──────── Data to process ────────

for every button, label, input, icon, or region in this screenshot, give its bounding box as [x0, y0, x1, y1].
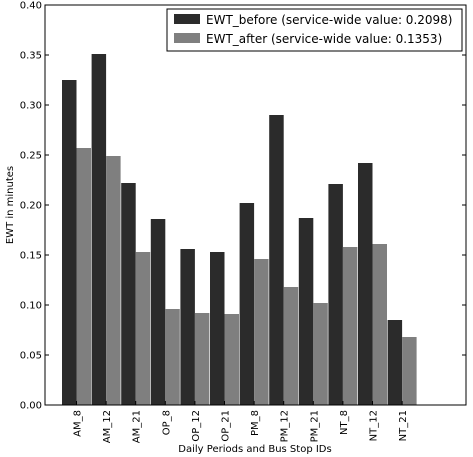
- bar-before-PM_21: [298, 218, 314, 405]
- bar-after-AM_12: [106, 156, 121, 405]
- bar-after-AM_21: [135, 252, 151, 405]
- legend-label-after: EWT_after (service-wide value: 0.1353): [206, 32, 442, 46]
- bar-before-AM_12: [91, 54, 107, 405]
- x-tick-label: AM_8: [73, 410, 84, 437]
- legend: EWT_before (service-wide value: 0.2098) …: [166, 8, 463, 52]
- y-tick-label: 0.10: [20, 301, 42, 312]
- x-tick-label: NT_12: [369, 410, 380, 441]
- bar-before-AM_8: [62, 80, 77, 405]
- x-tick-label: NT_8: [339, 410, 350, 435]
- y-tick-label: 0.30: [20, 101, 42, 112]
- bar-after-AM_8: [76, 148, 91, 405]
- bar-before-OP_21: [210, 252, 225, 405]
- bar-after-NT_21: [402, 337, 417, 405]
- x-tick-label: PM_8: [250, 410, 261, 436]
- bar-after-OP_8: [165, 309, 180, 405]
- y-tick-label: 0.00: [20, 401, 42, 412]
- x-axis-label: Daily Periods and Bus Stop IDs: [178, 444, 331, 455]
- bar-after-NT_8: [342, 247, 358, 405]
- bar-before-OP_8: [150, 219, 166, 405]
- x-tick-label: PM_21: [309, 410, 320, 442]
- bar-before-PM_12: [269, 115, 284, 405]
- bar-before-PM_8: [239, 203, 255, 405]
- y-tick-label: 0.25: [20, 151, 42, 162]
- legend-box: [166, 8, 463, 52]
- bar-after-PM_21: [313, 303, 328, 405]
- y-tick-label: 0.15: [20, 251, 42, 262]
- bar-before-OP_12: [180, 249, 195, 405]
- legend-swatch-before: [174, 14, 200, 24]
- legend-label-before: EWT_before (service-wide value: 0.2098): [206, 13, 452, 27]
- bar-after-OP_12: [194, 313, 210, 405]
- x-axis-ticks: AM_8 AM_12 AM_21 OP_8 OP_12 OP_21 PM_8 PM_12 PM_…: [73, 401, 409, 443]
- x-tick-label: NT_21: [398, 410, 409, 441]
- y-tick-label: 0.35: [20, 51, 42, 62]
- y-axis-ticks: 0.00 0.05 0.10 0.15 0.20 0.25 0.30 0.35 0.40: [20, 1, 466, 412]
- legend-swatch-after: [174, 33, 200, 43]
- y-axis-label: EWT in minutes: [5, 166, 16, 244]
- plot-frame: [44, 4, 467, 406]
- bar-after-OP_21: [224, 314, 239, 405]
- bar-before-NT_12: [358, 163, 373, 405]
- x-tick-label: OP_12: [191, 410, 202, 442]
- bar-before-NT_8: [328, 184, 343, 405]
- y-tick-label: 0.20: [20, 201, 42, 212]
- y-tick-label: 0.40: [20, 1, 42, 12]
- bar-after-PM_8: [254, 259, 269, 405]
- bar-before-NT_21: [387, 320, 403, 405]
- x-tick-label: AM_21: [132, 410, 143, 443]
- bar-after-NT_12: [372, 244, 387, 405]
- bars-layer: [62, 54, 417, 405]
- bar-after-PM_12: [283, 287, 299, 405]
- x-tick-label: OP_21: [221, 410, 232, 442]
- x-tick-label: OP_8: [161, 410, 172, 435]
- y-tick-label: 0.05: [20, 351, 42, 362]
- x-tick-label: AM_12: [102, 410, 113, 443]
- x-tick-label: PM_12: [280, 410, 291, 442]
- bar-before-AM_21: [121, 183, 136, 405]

────────

• To be done: Can you print all the data above verbatim, line for line, and leave out the picture?

• Result:
for every button, label, input, icon, or region in this screenshot, give its bounding box as [x0, y0, x1, y1].
- bar-before-PM_21: [298, 218, 314, 405]
- bar-after-AM_12: [106, 156, 121, 405]
- bar-after-AM_21: [135, 252, 151, 405]
- legend-label-after: EWT_after (service-wide value: 0.1353): [206, 32, 442, 46]
- bar-before-AM_12: [91, 54, 107, 405]
- x-tick-label: AM_8: [73, 410, 84, 437]
- legend: EWT_before (service-wide value: 0.2098) …: [166, 8, 463, 52]
- y-tick-label: 0.10: [20, 301, 42, 312]
- x-tick-label: NT_12: [369, 410, 380, 441]
- bar-before-AM_8: [62, 80, 77, 405]
- x-tick-label: NT_8: [339, 410, 350, 435]
- y-tick-label: 0.30: [20, 101, 42, 112]
- bar-after-AM_8: [76, 148, 91, 405]
- bar-before-OP_21: [210, 252, 225, 405]
- bar-after-NT_21: [402, 337, 417, 405]
- x-tick-label: PM_8: [250, 410, 261, 436]
- bar-after-OP_8: [165, 309, 180, 405]
- y-tick-label: 0.00: [20, 401, 42, 412]
- x-axis-label: Daily Periods and Bus Stop IDs: [178, 444, 331, 455]
- bar-after-NT_8: [342, 247, 358, 405]
- bar-before-OP_8: [150, 219, 166, 405]
- x-tick-label: PM_21: [309, 410, 320, 442]
- bar-before-PM_12: [269, 115, 284, 405]
- bar-before-PM_8: [239, 203, 255, 405]
- y-tick-label: 0.25: [20, 151, 42, 162]
- legend-box: [166, 8, 463, 52]
- bar-after-PM_21: [313, 303, 328, 405]
- y-tick-label: 0.15: [20, 251, 42, 262]
- bar-before-OP_12: [180, 249, 195, 405]
- legend-swatch-before: [174, 14, 200, 24]
- legend-label-before: EWT_before (service-wide value: 0.2098): [206, 13, 452, 27]
- bar-after-OP_12: [194, 313, 210, 405]
- x-axis-ticks: AM_8 AM_12 AM_21 OP_8 OP_12 OP_21 PM_8 PM_12 PM_…: [73, 401, 409, 443]
- x-tick-label: NT_21: [398, 410, 409, 441]
- y-tick-label: 0.35: [20, 51, 42, 62]
- y-axis-ticks: 0.00 0.05 0.10 0.15 0.20 0.25 0.30 0.35 0.40: [20, 1, 466, 412]
- legend-swatch-after: [174, 33, 200, 43]
- y-axis-label: EWT in minutes: [5, 166, 16, 244]
- plot-frame: [44, 4, 467, 406]
- bar-after-OP_21: [224, 314, 239, 405]
- bar-before-NT_12: [358, 163, 373, 405]
- x-tick-label: OP_12: [191, 410, 202, 442]
- bar-before-NT_8: [328, 184, 343, 405]
- y-tick-label: 0.20: [20, 201, 42, 212]
- y-tick-label: 0.40: [20, 1, 42, 12]
- bar-after-PM_8: [254, 259, 269, 405]
- bar-before-NT_21: [387, 320, 403, 405]
- x-tick-label: AM_21: [132, 410, 143, 443]
- bar-after-NT_12: [372, 244, 387, 405]
- bars-layer: [62, 54, 417, 405]
- bar-after-PM_12: [283, 287, 299, 405]
- x-tick-label: OP_21: [221, 410, 232, 442]
- x-tick-label: OP_8: [161, 410, 172, 435]
- y-tick-label: 0.05: [20, 351, 42, 362]
- x-tick-label: AM_12: [102, 410, 113, 443]
- x-tick-label: PM_12: [280, 410, 291, 442]
- bar-before-AM_21: [121, 183, 136, 405]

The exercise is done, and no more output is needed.